(THE EXERCISE):
Leaving out all images, write out the records that follow exactly.

### INFORMATION SHOWN

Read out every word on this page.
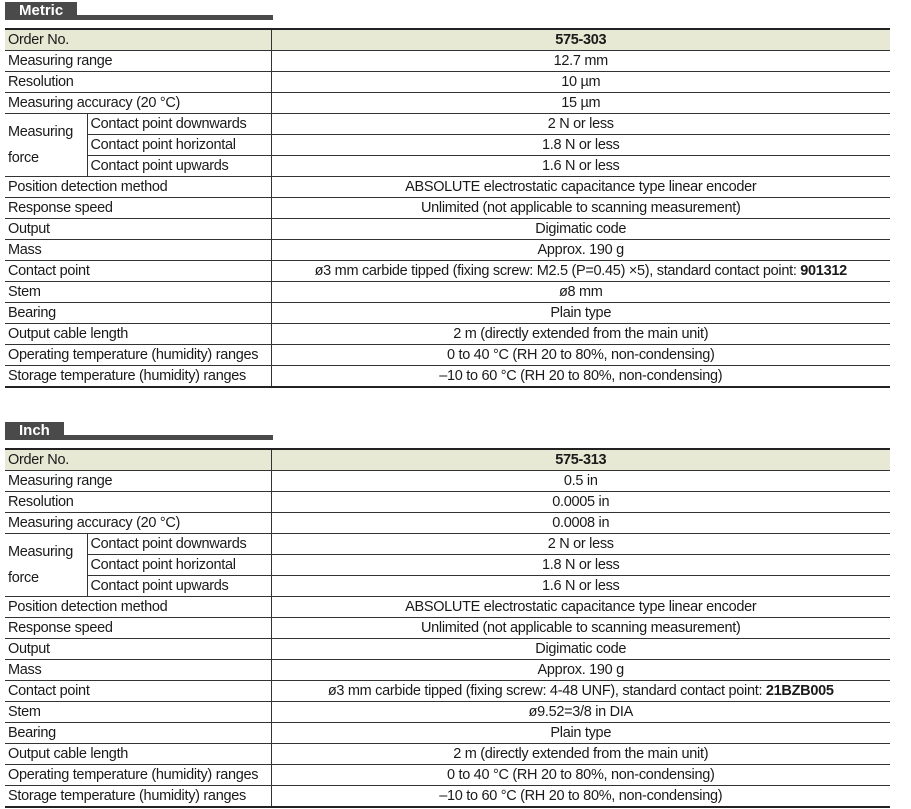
Metric
Order No.		575-303
Measuring range		12.7 mm
Resolution		10 µm
Measuring accuracy (20 °C)		15 µm
Measuring force	Contact point downwards	2 N or less
	Contact point horizontal	1.8 N or less
	Contact point upwards	1.6 N or less
Position detection method		ABSOLUTE electrostatic capacitance type linear encoder
Response speed		Unlimited (not applicable to scanning measurement)
Output		Digimatic code
Mass		Approx. 190 g
Contact point		ø3 mm carbide tipped (fixing screw: M2.5 (P=0.45) ×5), standard contact point: 901312
Stem		ø8 mm
Bearing		Plain type
Output cable length		2 m (directly extended from the main unit)
Operating temperature (humidity) ranges		0 to 40 °C (RH 20 to 80%, non-condensing)
Storage temperature (humidity) ranges		–10 to 60 °C (RH 20 to 80%, non-condensing)
Inch
Order No.		575-313
Measuring range		0.5 in
Resolution		0.0005 in
Measuring accuracy (20 °C)		0.0008 in
Measuring force	Contact point downwards	2 N or less
	Contact point horizontal	1.8 N or less
	Contact point upwards	1.6 N or less
Position detection method		ABSOLUTE electrostatic capacitance type linear encoder
Response speed		Unlimited (not applicable to scanning measurement)
Output		Digimatic code
Mass		Approx. 190 g
Contact point		ø3 mm carbide tipped (fixing screw: 4-48 UNF), standard contact point: 21BZB005
Stem		ø9.52=3/8 in DIA
Bearing		Plain type
Output cable length		2 m (directly extended from the main unit)
Operating temperature (humidity) ranges		0 to 40 °C (RH 20 to 80%, non-condensing)
Storage temperature (humidity) ranges		–10 to 60 °C (RH 20 to 80%, non-condensing)
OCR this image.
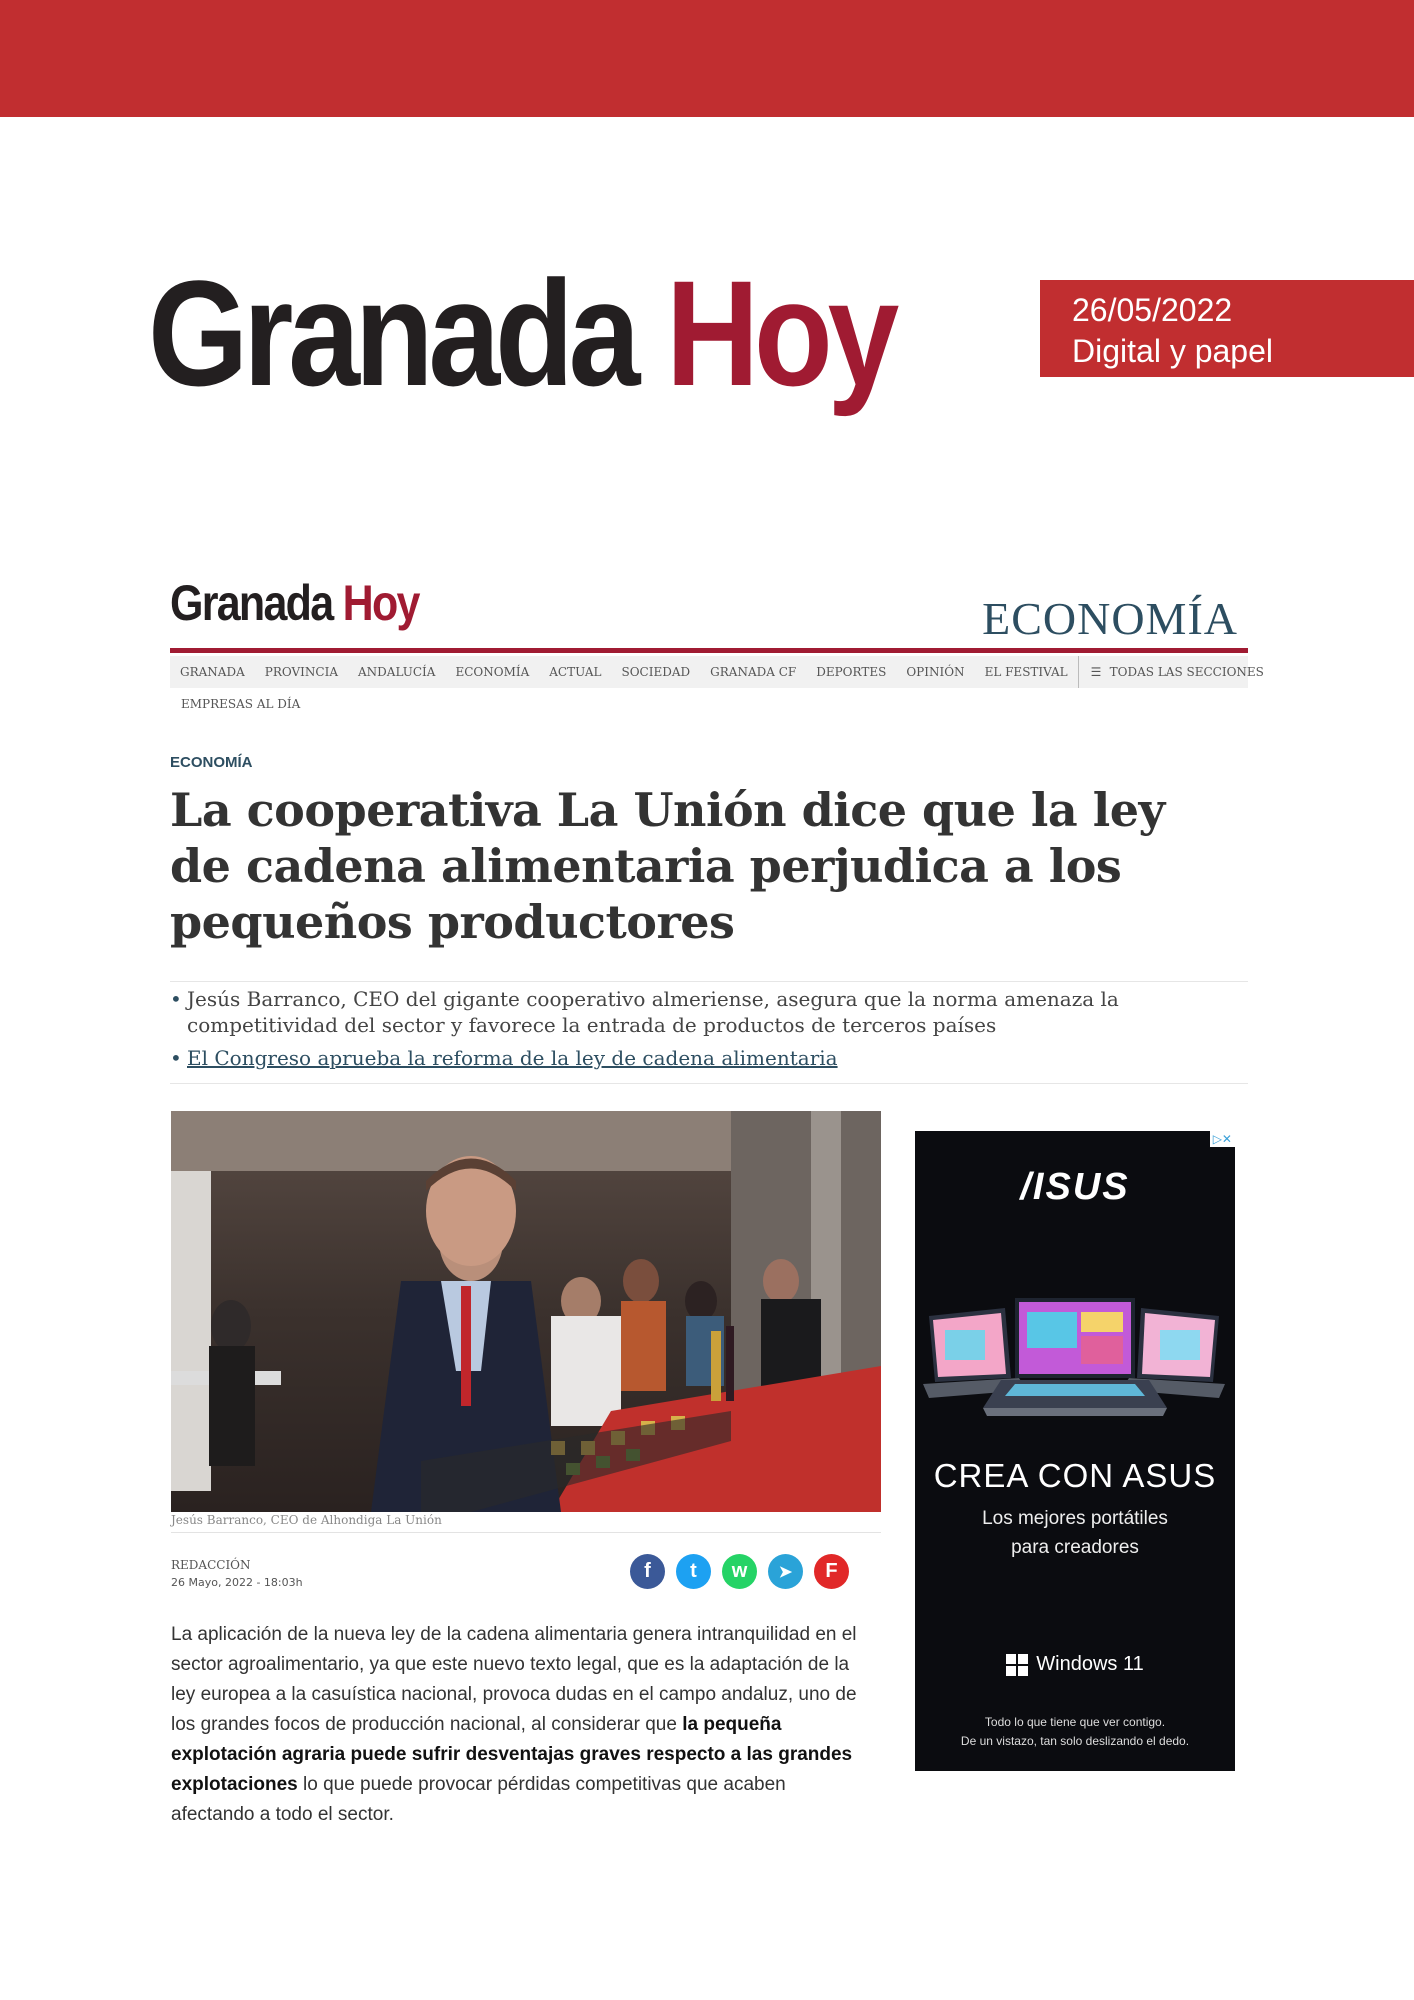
Granada Hoy	26/05/2022
Digital y papel
Granada Hoy	ECONOMÍA
GRANADA	PROVINCIA	ANDALUCÍA	ECONOMÍA	ACTUAL	SOCIEDAD	GRANADA CF	DEPORTES	OPINIÓN	EL FESTIVAL	☰ TODAS LAS SECCIONES
EMPRESAS AL DÍA
ECONOMÍA
La cooperativa La Unión dice que la ley de cadena alimentaria perjudica a los pequeños productores
• Jesús Barranco, CEO del gigante cooperativo almeriense, asegura que la norma amenaza la competitividad del sector y favorece la entrada de productos de terceros países
• El Congreso aprueba la reforma de la ley de cadena alimentaria
Jesús Barranco, CEO de Alhondiga La Unión
REDACCIÓN
26 Mayo, 2022 - 18:03h
f	t	w	➤	F

La aplicación de la nueva ley de la cadena alimentaria genera intranquilidad en el sector agroalimentario, ya que este nuevo texto legal, que es la adaptación de la ley europea a la casuística nacional, provoca dudas en el campo andaluz, uno de los grandes focos de producción nacional, al considerar que la pequeña explotación agraria puede sufrir desventajas graves respecto a las grandes explotaciones lo que puede provocar pérdidas competitivas que acaben afectando a todo el sector.

▷✕
/ISUS
CREA CON ASUS
Los mejores portátiles
para creadores
Windows 11
Todo lo que tiene que ver contigo.
De un vistazo, tan solo deslizando el dedo.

######

(RESPONSE FOR THIS EXERCISE):
Read out every word on this page.
Metric
Order No.		575-303
Measuring range		12.7 mm
Resolution		10 µm
Measuring accuracy (20 °C)		15 µm
Measuring force	Contact point downwards	2 N or less
	Contact point horizontal	1.8 N or less
	Contact point upwards	1.6 N or less
Position detection method		ABSOLUTE electrostatic capacitance type linear encoder
Response speed		Unlimited (not applicable to scanning measurement)
Output		Digimatic code
Mass		Approx. 190 g
Contact point		ø3 mm carbide tipped (fixing screw: M2.5 (P=0.45) ×5), standard contact point: 901312
Stem		ø8 mm
Bearing		Plain type
Output cable length		2 m (directly extended from the main unit)
Operating temperature (humidity) ranges		0 to 40 °C (RH 20 to 80%, non-condensing)
Storage temperature (humidity) ranges		–10 to 60 °C (RH 20 to 80%, non-condensing)
Inch
Order No.		575-313
Measuring range		0.5 in
Resolution		0.0005 in
Measuring accuracy (20 °C)		0.0008 in
Measuring force	Contact point downwards	2 N or less
	Contact point horizontal	1.8 N or less
	Contact point upwards	1.6 N or less
Position detection method		ABSOLUTE electrostatic capacitance type linear encoder
Response speed		Unlimited (not applicable to scanning measurement)
Output		Digimatic code
Mass		Approx. 190 g
Contact point		ø3 mm carbide tipped (fixing screw: 4-48 UNF), standard contact point: 21BZB005
Stem		ø9.52=3/8 in DIA
Bearing		Plain type
Output cable length		2 m (directly extended from the main unit)
Operating temperature (humidity) ranges		0 to 40 °C (RH 20 to 80%, non-condensing)
Storage temperature (humidity) ranges		–10 to 60 °C (RH 20 to 80%, non-condensing)
OCR this image.
Granada Hoy	26/05/2022
Digital y papel
Granada Hoy	ECONOMÍA
GRANADA	PROVINCIA	ANDALUCÍA	ECONOMÍA	ACTUAL	SOCIEDAD	GRANADA CF	DEPORTES	OPINIÓN	EL FESTIVAL	☰ TODAS LAS SECCIONES
EMPRESAS AL DÍA
ECONOMÍA
La cooperativa La Unión dice que la ley de cadena alimentaria perjudica a los pequeños productores
• Jesús Barranco, CEO del gigante cooperativo almeriense, asegura que la norma amenaza la competitividad del sector y favorece la entrada de productos de terceros países
• El Congreso aprueba la reforma de la ley de cadena alimentaria
Jesús Barranco, CEO de Alhondiga La Unión
REDACCIÓN
26 Mayo, 2022 - 18:03h
f	t	w	➤	F

La aplicación de la nueva ley de la cadena alimentaria genera intranquilidad en el sector agroalimentario, ya que este nuevo texto legal, que es la adaptación de la ley europea a la casuística nacional, provoca dudas en el campo andaluz, uno de los grandes focos de producción nacional, al considerar que la pequeña explotación agraria puede sufrir desventajas graves respecto a las grandes explotaciones lo que puede provocar pérdidas competitivas que acaben afectando a todo el sector.

▷✕
/ISUS
CREA CON ASUS
Los mejores portátiles
para creadores
Windows 11
Todo lo que tiene que ver contigo.
De un vistazo, tan solo deslizando el dedo.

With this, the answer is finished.